::: Records for this task

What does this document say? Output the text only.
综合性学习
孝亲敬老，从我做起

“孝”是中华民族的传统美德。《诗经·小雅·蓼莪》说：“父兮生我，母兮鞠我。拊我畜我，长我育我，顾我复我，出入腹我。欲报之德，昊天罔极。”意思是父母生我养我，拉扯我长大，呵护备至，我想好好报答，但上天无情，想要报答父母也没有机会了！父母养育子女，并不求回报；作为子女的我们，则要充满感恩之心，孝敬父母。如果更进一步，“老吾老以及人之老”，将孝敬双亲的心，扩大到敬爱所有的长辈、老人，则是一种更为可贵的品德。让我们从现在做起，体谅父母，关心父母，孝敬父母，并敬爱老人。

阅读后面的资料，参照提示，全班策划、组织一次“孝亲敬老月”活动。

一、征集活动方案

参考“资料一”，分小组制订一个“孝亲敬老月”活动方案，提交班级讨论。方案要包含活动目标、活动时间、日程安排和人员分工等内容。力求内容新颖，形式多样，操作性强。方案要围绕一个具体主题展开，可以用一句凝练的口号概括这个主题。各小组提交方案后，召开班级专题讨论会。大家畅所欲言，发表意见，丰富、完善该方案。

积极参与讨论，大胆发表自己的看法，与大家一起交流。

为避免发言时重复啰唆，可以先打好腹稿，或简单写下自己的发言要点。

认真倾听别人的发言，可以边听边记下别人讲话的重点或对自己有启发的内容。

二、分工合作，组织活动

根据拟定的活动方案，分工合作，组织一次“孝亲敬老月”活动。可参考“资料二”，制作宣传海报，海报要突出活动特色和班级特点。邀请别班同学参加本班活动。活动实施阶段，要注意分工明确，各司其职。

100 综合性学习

::::::

Your task is to output the full set of records exactly as presented.

__Response for this exercise__.
What does this document say? Output the text only.
综合性学习
孝亲敬老，从我做起

“孝”是中华民族的传统美德。《诗经·小雅·蓼莪》说：“父兮生我，母兮鞠我。拊我畜我，长我育我，顾我复我，出入腹我。欲报之德，昊天罔极。”意思是父母生我养我，拉扯我长大，呵护备至，我想好好报答，但上天无情，想要报答父母也没有机会了！父母养育子女，并不求回报；作为子女的我们，则要充满感恩之心，孝敬父母。如果更进一步，“老吾老以及人之老”，将孝敬双亲的心，扩大到敬爱所有的长辈、老人，则是一种更为可贵的品德。让我们从现在做起，体谅父母，关心父母，孝敬父母，并敬爱老人。

阅读后面的资料，参照提示，全班策划、组织一次“孝亲敬老月”活动。

一、征集活动方案

参考“资料一”，分小组制订一个“孝亲敬老月”活动方案，提交班级讨论。方案要包含活动目标、活动时间、日程安排和人员分工等内容。力求内容新颖，形式多样，操作性强。方案要围绕一个具体主题展开，可以用一句凝练的口号概括这个主题。各小组提交方案后，召开班级专题讨论会。大家畅所欲言，发表意见，丰富、完善该方案。

积极参与讨论，大胆发表自己的看法，与大家一起交流。

为避免发言时重复啰唆，可以先打好腹稿，或简单写下自己的发言要点。

认真倾听别人的发言，可以边听边记下别人讲话的重点或对自己有启发的内容。

二、分工合作，组织活动

根据拟定的活动方案，分工合作，组织一次“孝亲敬老月”活动。可参考“资料二”，制作宣传海报，海报要突出活动特色和班级特点。邀请别班同学参加本班活动。活动实施阶段，要注意分工明确，各司其职。

100 综合性学习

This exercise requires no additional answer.